Source data:
----------

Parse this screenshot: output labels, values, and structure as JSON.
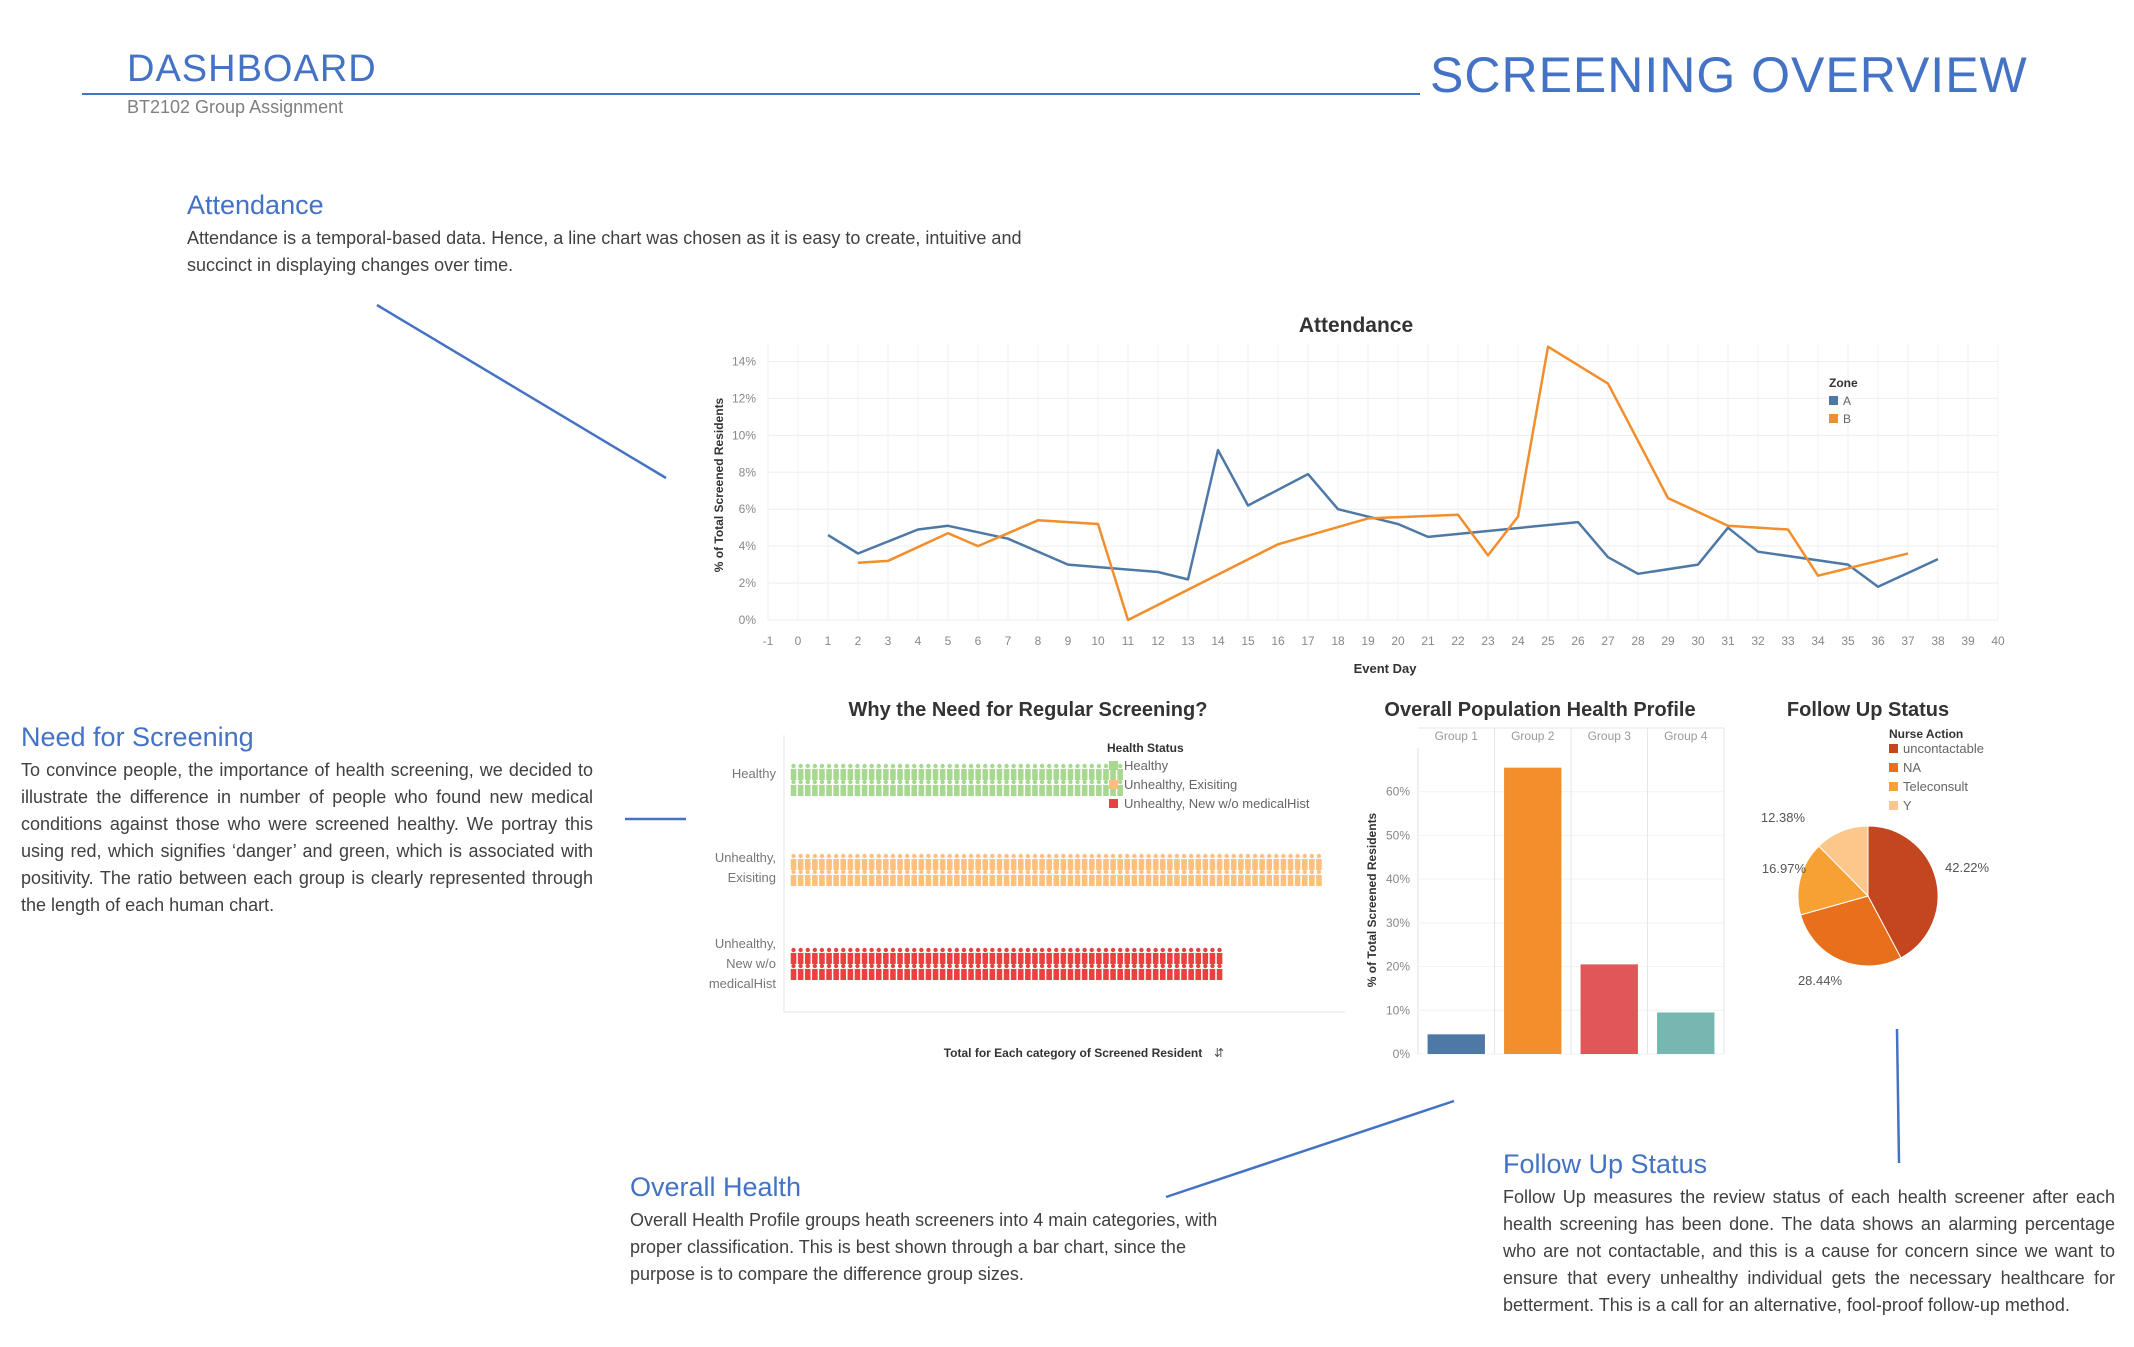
{
  "header": {
    "title": "DASHBOARD",
    "subtitle": "BT2102 Group Assignment",
    "page_title": "SCREENING OVERVIEW"
  },
  "sections": {
    "attendance": {
      "heading": "Attendance",
      "text": "Attendance is a temporal-based data. Hence, a line chart was chosen as it is easy to create, intuitive and succinct in displaying changes over time."
    },
    "need": {
      "heading": "Need for Screening",
      "text": "To convince people, the importance of health screening, we decided to illustrate the difference in number of people who found new medical conditions against those who were screened healthy. We portray this using red, which signifies ‘danger’ and green, which is associated with positivity. The ratio between each group is clearly represented through the length of each human chart."
    },
    "overall": {
      "heading": "Overall Health",
      "text": "Overall Health Profile groups heath screeners into 4 main categories, with proper classification. This is best shown through a bar chart, since the purpose is to compare the difference group sizes."
    },
    "followup": {
      "heading": "Follow Up Status",
      "text": "Follow Up measures the review status of each health screener after each health screening has been done. The data shows an alarming percentage who are not contactable, and this is a cause for concern since we want to ensure that every unhealthy individual gets the necessary healthcare for betterment. This is a call for an alternative, fool-proof follow-up method."
    }
  },
  "chart_data": [
    {
      "id": "attendance",
      "type": "line",
      "title": "Attendance",
      "xlabel": "Event Day",
      "ylabel": "% of Total Screened Residents",
      "xlim": [
        -1,
        40
      ],
      "ylim": [
        0,
        15
      ],
      "x_ticks": [
        -1,
        0,
        1,
        2,
        3,
        4,
        5,
        6,
        7,
        8,
        9,
        10,
        11,
        12,
        13,
        14,
        15,
        16,
        17,
        18,
        19,
        20,
        21,
        22,
        23,
        24,
        25,
        26,
        27,
        28,
        29,
        30,
        31,
        32,
        33,
        34,
        35,
        36,
        37,
        38,
        39,
        40
      ],
      "y_ticks": [
        0,
        2,
        4,
        6,
        8,
        10,
        12,
        14
      ],
      "y_tick_suffix": "%",
      "legend": {
        "title": "Zone",
        "position": "top-right"
      },
      "series": [
        {
          "name": "A",
          "color": "#4e79a7",
          "points": [
            [
              1,
              4.6
            ],
            [
              2,
              3.6
            ],
            [
              4,
              4.9
            ],
            [
              5,
              5.1
            ],
            [
              7,
              4.4
            ],
            [
              9,
              3.0
            ],
            [
              12,
              2.6
            ],
            [
              13,
              2.2
            ],
            [
              14,
              9.2
            ],
            [
              15,
              6.2
            ],
            [
              17,
              7.9
            ],
            [
              18,
              6.0
            ],
            [
              20,
              5.2
            ],
            [
              21,
              4.5
            ],
            [
              26,
              5.3
            ],
            [
              27,
              3.4
            ],
            [
              28,
              2.5
            ],
            [
              30,
              3.0
            ],
            [
              31,
              5.0
            ],
            [
              32,
              3.7
            ],
            [
              35,
              3.0
            ],
            [
              36,
              1.8
            ],
            [
              38,
              3.3
            ]
          ]
        },
        {
          "name": "B",
          "color": "#f28e2b",
          "points": [
            [
              2,
              3.1
            ],
            [
              3,
              3.2
            ],
            [
              5,
              4.7
            ],
            [
              6,
              4.0
            ],
            [
              8,
              5.4
            ],
            [
              10,
              5.2
            ],
            [
              11,
              0.0
            ],
            [
              16,
              4.1
            ],
            [
              19,
              5.5
            ],
            [
              22,
              5.7
            ],
            [
              23,
              3.5
            ],
            [
              24,
              5.6
            ],
            [
              25,
              14.8
            ],
            [
              27,
              12.8
            ],
            [
              29,
              6.6
            ],
            [
              31,
              5.1
            ],
            [
              33,
              4.9
            ],
            [
              34,
              2.4
            ],
            [
              35,
              2.8
            ],
            [
              37,
              3.6
            ]
          ]
        }
      ]
    },
    {
      "id": "regular-screening",
      "type": "bar",
      "title": "Why the Need for Regular Screening?",
      "xlabel": "Total for Each category of Screened Resident",
      "categories": [
        "Healthy",
        "Unhealthy, Exisiting",
        "Unhealthy, New w/o medicalHist"
      ],
      "category_labels": [
        [
          "Healthy"
        ],
        [
          "Unhealthy,",
          "Exisiting"
        ],
        [
          "Unhealthy,",
          "New w/o",
          "medicalHist"
        ]
      ],
      "values": [
        47,
        75,
        61
      ],
      "colors": [
        "#a6d88f",
        "#ffc07d",
        "#e8413f"
      ],
      "legend": {
        "title": "Health Status",
        "position": "top-right",
        "items": [
          "Healthy",
          "Unhealthy, Exisiting",
          "Unhealthy, New w/o medicalHist"
        ]
      }
    },
    {
      "id": "health-profile",
      "type": "bar",
      "title": "Overall Population Health Profile",
      "ylabel": "% of Total Screened Residents",
      "categories": [
        "Group 1",
        "Group 2",
        "Group 3",
        "Group 4"
      ],
      "values": [
        4.5,
        65.5,
        20.5,
        9.5
      ],
      "colors": [
        "#4e79a7",
        "#f28e2b",
        "#e15759",
        "#76b7b2"
      ],
      "ylim": [
        0,
        70
      ],
      "y_ticks": [
        0,
        10,
        20,
        30,
        40,
        50,
        60
      ],
      "y_tick_suffix": "%"
    },
    {
      "id": "follow-up",
      "type": "pie",
      "title": "Follow Up Status",
      "legend": {
        "title": "Nurse Action",
        "position": "top-right"
      },
      "categories": [
        "uncontactable",
        "NA",
        "Teleconsult",
        "Y"
      ],
      "values": [
        42.22,
        28.44,
        16.97,
        12.38
      ],
      "value_labels": [
        "42.22%",
        "28.44%",
        "16.97%",
        "12.38%"
      ],
      "colors": [
        "#c4461f",
        "#e8701c",
        "#f7a134",
        "#fbc78a"
      ]
    }
  ]
}
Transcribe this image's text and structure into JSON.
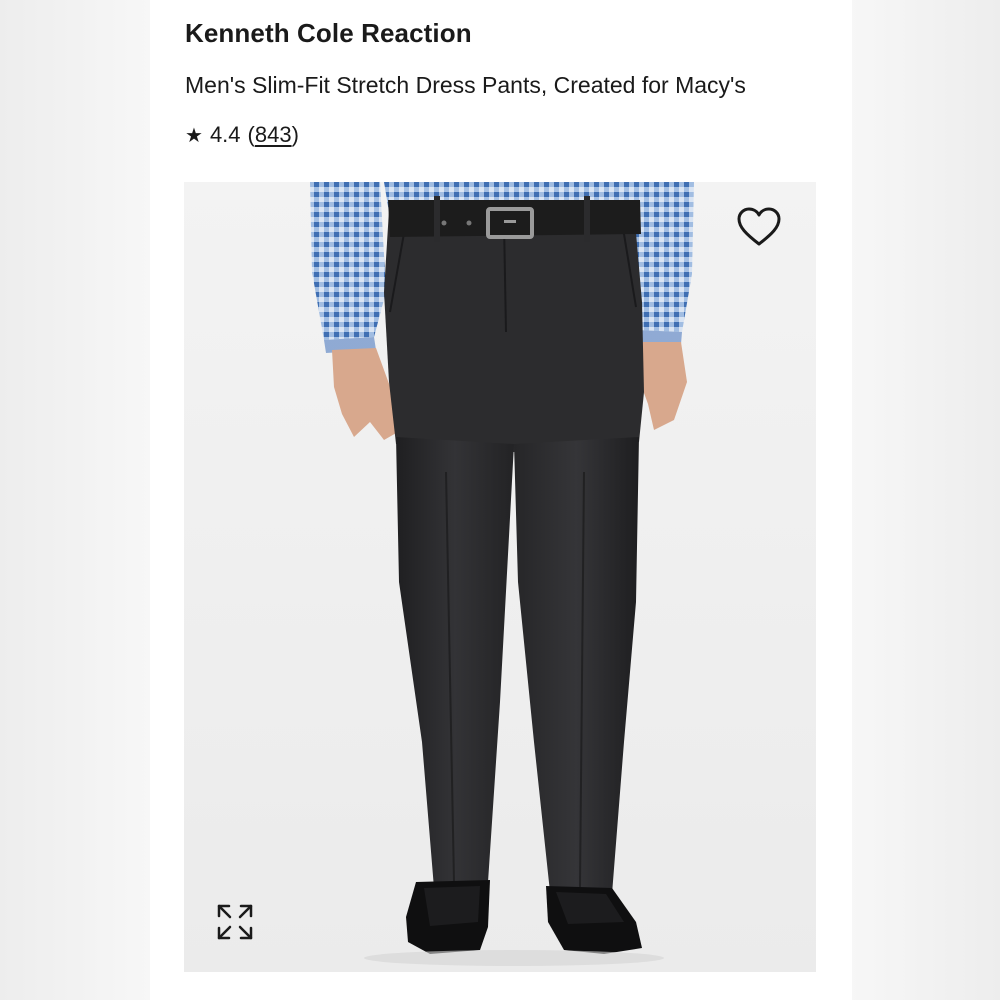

----------

Work instructions: Drop the images and quote the entries word for word.

Task result:
Parse this screenshot: output labels, values, and structure as JSON.
{
  "header": {
    "title": "DASHBOARD",
    "subtitle": "BT2102 Group Assignment",
    "page_title": "SCREENING OVERVIEW"
  },
  "sections": {
    "attendance": {
      "heading": "Attendance",
      "text": "Attendance is a temporal-based data. Hence, a line chart was chosen as it is easy to create, intuitive and succinct in displaying changes over time."
    },
    "need": {
      "heading": "Need for Screening",
      "text": "To convince people, the importance of health screening, we decided to illustrate the difference in number of people who found new medical conditions against those who were screened healthy. We portray this using red, which signifies ‘danger’ and green, which is associated with positivity. The ratio between each group is clearly represented through the length of each human chart."
    },
    "overall": {
      "heading": "Overall Health",
      "text": "Overall Health Profile groups heath screeners into 4 main categories, with proper classification. This is best shown through a bar chart, since the purpose is to compare the difference group sizes."
    },
    "followup": {
      "heading": "Follow Up Status",
      "text": "Follow Up measures the review status of each health screener after each health screening has been done. The data shows an alarming percentage who are not contactable, and this is a cause for concern since we want to ensure that every unhealthy individual gets the necessary healthcare for betterment. This is a call for an alternative, fool-proof follow-up method."
    }
  },
  "chart_data": [
    {
      "id": "attendance",
      "type": "line",
      "title": "Attendance",
      "xlabel": "Event Day",
      "ylabel": "% of Total Screened Residents",
      "xlim": [
        -1,
        40
      ],
      "ylim": [
        0,
        15
      ],
      "x_ticks": [
        -1,
        0,
        1,
        2,
        3,
        4,
        5,
        6,
        7,
        8,
        9,
        10,
        11,
        12,
        13,
        14,
        15,
        16,
        17,
        18,
        19,
        20,
        21,
        22,
        23,
        24,
        25,
        26,
        27,
        28,
        29,
        30,
        31,
        32,
        33,
        34,
        35,
        36,
        37,
        38,
        39,
        40
      ],
      "y_ticks": [
        0,
        2,
        4,
        6,
        8,
        10,
        12,
        14
      ],
      "y_tick_suffix": "%",
      "legend": {
        "title": "Zone",
        "position": "top-right"
      },
      "series": [
        {
          "name": "A",
          "color": "#4e79a7",
          "points": [
            [
              1,
              4.6
            ],
            [
              2,
              3.6
            ],
            [
              4,
              4.9
            ],
            [
              5,
              5.1
            ],
            [
              7,
              4.4
            ],
            [
              9,
              3.0
            ],
            [
              12,
              2.6
            ],
            [
              13,
              2.2
            ],
            [
              14,
              9.2
            ],
            [
              15,
              6.2
            ],
            [
              17,
              7.9
            ],
            [
              18,
              6.0
            ],
            [
              20,
              5.2
            ],
            [
              21,
              4.5
            ],
            [
              26,
              5.3
            ],
            [
              27,
              3.4
            ],
            [
              28,
              2.5
            ],
            [
              30,
              3.0
            ],
            [
              31,
              5.0
            ],
            [
              32,
              3.7
            ],
            [
              35,
              3.0
            ],
            [
              36,
              1.8
            ],
            [
              38,
              3.3
            ]
          ]
        },
        {
          "name": "B",
          "color": "#f28e2b",
          "points": [
            [
              2,
              3.1
            ],
            [
              3,
              3.2
            ],
            [
              5,
              4.7
            ],
            [
              6,
              4.0
            ],
            [
              8,
              5.4
            ],
            [
              10,
              5.2
            ],
            [
              11,
              0.0
            ],
            [
              16,
              4.1
            ],
            [
              19,
              5.5
            ],
            [
              22,
              5.7
            ],
            [
              23,
              3.5
            ],
            [
              24,
              5.6
            ],
            [
              25,
              14.8
            ],
            [
              27,
              12.8
            ],
            [
              29,
              6.6
            ],
            [
              31,
              5.1
            ],
            [
              33,
              4.9
            ],
            [
              34,
              2.4
            ],
            [
              35,
              2.8
            ],
            [
              37,
              3.6
            ]
          ]
        }
      ]
    },
    {
      "id": "regular-screening",
      "type": "bar",
      "title": "Why the Need for Regular Screening?",
      "xlabel": "Total for Each category of Screened Resident",
      "categories": [
        "Healthy",
        "Unhealthy, Exisiting",
        "Unhealthy, New w/o medicalHist"
      ],
      "category_labels": [
        [
          "Healthy"
        ],
        [
          "Unhealthy,",
          "Exisiting"
        ],
        [
          "Unhealthy,",
          "New w/o",
          "medicalHist"
        ]
      ],
      "values": [
        47,
        75,
        61
      ],
      "colors": [
        "#a6d88f",
        "#ffc07d",
        "#e8413f"
      ],
      "legend": {
        "title": "Health Status",
        "position": "top-right",
        "items": [
          "Healthy",
          "Unhealthy, Exisiting",
          "Unhealthy, New w/o medicalHist"
        ]
      }
    },
    {
      "id": "health-profile",
      "type": "bar",
      "title": "Overall Population Health Profile",
      "ylabel": "% of Total Screened Residents",
      "categories": [
        "Group 1",
        "Group 2",
        "Group 3",
        "Group 4"
      ],
      "values": [
        4.5,
        65.5,
        20.5,
        9.5
      ],
      "colors": [
        "#4e79a7",
        "#f28e2b",
        "#e15759",
        "#76b7b2"
      ],
      "ylim": [
        0,
        70
      ],
      "y_ticks": [
        0,
        10,
        20,
        30,
        40,
        50,
        60
      ],
      "y_tick_suffix": "%"
    },
    {
      "id": "follow-up",
      "type": "pie",
      "title": "Follow Up Status",
      "legend": {
        "title": "Nurse Action",
        "position": "top-right"
      },
      "categories": [
        "uncontactable",
        "NA",
        "Teleconsult",
        "Y"
      ],
      "values": [
        42.22,
        28.44,
        16.97,
        12.38
      ],
      "value_labels": [
        "42.22%",
        "28.44%",
        "16.97%",
        "12.38%"
      ],
      "colors": [
        "#c4461f",
        "#e8701c",
        "#f7a134",
        "#fbc78a"
      ]
    }
  ]
}
Transcribe this image's text and structure into JSON.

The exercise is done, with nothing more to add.